**Task details**.
Go through the material and pull out every line with the string "recordings" in it.

══ Provided records

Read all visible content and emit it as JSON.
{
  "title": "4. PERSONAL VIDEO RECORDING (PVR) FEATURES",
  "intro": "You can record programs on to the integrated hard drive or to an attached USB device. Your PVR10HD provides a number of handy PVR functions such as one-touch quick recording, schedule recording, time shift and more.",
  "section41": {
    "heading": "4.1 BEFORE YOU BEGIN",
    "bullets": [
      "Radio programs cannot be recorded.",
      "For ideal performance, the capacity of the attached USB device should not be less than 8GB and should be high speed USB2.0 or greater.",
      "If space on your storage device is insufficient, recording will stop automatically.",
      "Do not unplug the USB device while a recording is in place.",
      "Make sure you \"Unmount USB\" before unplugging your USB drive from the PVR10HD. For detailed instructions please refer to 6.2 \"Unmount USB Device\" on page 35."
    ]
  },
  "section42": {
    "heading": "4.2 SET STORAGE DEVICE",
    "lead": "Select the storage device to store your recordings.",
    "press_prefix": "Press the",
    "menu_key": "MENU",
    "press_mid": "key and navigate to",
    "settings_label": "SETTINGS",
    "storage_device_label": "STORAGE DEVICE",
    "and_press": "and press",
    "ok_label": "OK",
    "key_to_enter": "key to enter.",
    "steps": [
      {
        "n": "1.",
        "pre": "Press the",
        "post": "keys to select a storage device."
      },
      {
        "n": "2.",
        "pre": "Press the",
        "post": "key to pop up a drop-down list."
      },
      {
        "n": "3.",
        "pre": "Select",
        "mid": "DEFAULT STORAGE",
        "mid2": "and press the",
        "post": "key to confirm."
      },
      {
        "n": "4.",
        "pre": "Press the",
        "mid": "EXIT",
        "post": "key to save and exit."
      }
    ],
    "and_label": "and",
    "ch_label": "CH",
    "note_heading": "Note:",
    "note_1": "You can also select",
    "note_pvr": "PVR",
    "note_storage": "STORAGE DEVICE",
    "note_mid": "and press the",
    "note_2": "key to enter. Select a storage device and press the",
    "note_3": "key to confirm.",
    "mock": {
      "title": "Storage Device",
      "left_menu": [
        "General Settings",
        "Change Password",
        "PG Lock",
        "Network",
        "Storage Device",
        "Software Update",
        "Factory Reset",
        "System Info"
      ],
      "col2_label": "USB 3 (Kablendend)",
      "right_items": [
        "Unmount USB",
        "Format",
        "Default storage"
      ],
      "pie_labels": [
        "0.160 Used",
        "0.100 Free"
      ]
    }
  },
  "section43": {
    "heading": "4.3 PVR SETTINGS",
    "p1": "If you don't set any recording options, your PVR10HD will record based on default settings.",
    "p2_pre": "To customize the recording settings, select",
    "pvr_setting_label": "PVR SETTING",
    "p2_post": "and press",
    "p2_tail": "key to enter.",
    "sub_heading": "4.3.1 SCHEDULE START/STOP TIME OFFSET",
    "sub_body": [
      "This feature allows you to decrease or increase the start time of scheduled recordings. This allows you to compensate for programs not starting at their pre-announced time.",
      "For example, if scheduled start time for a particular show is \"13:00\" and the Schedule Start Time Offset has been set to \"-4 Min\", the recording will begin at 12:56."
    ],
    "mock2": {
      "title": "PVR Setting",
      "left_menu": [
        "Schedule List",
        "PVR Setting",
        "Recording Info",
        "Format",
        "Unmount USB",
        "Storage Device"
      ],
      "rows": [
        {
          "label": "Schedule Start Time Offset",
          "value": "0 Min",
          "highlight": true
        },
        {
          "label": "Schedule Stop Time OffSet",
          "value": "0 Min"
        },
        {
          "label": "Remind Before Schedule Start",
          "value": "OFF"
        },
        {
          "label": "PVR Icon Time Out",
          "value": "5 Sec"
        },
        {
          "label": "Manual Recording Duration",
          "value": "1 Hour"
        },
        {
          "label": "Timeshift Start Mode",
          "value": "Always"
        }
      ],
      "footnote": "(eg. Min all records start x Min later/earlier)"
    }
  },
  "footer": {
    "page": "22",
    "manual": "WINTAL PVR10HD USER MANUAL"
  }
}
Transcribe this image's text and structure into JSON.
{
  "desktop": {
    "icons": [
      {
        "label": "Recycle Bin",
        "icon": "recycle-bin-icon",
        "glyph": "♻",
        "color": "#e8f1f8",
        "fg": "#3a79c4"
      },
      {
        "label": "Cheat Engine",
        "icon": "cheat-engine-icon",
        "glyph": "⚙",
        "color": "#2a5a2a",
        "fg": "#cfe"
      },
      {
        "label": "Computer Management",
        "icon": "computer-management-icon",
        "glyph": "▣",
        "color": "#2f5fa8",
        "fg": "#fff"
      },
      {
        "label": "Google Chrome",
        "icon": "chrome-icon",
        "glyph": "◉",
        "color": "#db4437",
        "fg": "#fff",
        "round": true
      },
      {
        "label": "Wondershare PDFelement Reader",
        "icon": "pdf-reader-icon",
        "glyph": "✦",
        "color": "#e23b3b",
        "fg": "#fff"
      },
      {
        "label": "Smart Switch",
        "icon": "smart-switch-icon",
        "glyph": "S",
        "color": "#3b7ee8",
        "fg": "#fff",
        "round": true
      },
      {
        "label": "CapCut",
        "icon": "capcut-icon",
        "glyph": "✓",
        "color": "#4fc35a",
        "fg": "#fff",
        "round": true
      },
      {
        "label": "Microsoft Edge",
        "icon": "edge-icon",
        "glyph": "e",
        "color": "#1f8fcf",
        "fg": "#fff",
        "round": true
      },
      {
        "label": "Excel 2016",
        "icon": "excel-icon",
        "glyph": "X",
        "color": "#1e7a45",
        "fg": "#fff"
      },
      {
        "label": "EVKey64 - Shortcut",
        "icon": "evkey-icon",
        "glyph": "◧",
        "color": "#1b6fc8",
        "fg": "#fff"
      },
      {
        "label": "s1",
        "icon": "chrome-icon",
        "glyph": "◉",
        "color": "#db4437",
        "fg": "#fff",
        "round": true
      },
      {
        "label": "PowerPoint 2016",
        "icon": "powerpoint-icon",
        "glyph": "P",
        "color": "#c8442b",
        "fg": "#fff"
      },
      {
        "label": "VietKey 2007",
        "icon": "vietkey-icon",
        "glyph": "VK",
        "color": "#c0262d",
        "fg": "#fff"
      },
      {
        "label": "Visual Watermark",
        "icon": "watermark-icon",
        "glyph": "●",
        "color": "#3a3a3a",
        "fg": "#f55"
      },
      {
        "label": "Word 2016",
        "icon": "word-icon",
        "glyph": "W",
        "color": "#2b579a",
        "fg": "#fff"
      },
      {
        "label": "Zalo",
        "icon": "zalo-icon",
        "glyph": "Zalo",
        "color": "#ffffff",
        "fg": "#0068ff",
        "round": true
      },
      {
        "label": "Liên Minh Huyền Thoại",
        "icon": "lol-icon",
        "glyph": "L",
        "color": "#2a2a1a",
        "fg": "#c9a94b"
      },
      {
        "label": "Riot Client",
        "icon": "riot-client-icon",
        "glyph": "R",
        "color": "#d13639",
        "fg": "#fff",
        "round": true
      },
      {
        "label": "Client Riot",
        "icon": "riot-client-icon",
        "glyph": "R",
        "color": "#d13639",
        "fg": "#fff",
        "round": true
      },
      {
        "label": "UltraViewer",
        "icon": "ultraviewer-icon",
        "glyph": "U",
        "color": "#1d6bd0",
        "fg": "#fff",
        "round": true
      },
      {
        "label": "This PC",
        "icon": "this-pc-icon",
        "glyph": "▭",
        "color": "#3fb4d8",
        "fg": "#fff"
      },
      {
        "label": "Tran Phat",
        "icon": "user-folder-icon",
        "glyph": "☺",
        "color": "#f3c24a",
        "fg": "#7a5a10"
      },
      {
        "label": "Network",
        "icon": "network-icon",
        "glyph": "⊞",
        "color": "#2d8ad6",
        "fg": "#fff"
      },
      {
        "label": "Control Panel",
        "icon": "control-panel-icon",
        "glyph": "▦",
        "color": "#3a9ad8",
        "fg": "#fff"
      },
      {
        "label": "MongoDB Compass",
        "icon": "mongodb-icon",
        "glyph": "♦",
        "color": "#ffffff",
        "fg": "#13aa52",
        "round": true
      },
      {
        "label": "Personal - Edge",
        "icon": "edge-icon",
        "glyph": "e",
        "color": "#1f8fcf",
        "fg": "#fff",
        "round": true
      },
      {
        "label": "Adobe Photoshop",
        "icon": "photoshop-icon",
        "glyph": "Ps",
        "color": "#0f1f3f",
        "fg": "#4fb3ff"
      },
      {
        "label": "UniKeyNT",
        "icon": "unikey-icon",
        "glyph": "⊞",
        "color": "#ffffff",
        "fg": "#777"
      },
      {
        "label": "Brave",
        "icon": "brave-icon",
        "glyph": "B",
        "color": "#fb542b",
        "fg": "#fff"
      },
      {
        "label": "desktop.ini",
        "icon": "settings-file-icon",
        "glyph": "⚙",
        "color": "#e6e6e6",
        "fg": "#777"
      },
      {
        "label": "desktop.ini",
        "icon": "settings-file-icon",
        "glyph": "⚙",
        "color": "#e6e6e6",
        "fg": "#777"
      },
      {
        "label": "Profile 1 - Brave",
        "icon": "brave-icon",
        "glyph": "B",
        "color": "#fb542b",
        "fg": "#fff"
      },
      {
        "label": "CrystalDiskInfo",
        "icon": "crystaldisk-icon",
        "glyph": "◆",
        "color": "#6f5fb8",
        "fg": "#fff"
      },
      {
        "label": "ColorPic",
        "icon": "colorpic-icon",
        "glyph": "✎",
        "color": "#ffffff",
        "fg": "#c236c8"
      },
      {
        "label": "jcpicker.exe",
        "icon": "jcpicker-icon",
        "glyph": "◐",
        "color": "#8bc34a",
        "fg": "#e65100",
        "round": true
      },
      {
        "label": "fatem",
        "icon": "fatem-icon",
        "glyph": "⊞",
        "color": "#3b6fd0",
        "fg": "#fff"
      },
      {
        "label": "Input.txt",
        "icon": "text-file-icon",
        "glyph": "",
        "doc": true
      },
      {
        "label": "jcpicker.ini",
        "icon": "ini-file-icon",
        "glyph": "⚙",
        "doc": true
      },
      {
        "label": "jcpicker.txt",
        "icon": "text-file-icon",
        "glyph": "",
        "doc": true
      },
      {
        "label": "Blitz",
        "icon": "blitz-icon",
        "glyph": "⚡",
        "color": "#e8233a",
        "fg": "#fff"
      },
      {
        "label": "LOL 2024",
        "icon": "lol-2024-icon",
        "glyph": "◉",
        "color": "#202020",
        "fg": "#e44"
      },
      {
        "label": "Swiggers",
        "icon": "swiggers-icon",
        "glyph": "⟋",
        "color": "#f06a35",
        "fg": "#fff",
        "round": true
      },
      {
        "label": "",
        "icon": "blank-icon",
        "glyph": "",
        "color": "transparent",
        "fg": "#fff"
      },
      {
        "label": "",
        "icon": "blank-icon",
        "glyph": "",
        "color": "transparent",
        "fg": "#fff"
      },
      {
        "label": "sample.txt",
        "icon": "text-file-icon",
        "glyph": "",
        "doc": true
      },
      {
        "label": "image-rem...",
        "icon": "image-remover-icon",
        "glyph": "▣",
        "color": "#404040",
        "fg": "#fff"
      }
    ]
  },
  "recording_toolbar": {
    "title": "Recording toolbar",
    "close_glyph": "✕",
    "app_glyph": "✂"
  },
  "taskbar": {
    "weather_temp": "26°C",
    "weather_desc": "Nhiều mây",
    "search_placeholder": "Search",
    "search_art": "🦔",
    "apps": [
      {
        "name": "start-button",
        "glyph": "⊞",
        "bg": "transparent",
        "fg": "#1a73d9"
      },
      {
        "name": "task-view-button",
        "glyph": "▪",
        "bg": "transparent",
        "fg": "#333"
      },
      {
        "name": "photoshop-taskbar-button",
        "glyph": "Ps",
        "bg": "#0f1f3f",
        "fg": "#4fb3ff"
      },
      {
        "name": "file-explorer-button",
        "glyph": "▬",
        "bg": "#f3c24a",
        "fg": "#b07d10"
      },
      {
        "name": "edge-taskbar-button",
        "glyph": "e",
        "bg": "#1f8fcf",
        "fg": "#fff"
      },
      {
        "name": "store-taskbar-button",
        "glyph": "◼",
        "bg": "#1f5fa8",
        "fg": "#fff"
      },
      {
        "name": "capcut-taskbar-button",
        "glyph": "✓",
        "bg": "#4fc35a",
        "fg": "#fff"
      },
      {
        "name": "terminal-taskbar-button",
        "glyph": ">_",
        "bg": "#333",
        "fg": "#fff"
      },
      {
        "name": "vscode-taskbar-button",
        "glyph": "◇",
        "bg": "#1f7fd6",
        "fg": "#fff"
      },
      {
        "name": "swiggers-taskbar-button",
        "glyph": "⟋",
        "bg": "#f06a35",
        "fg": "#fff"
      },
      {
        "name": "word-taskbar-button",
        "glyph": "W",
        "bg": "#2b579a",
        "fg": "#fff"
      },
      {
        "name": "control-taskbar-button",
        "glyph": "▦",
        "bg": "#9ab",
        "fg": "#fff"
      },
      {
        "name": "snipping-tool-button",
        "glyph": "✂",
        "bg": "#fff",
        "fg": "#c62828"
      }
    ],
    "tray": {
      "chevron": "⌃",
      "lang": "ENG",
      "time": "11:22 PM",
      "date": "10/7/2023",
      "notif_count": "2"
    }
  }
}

════

**The response**.
    "lead": "Select the storage device to store your recordings.",
      "This feature allows you to decrease or increase the start time of scheduled recordings. This allows you to compensate for programs not starting at their pre-announced time.",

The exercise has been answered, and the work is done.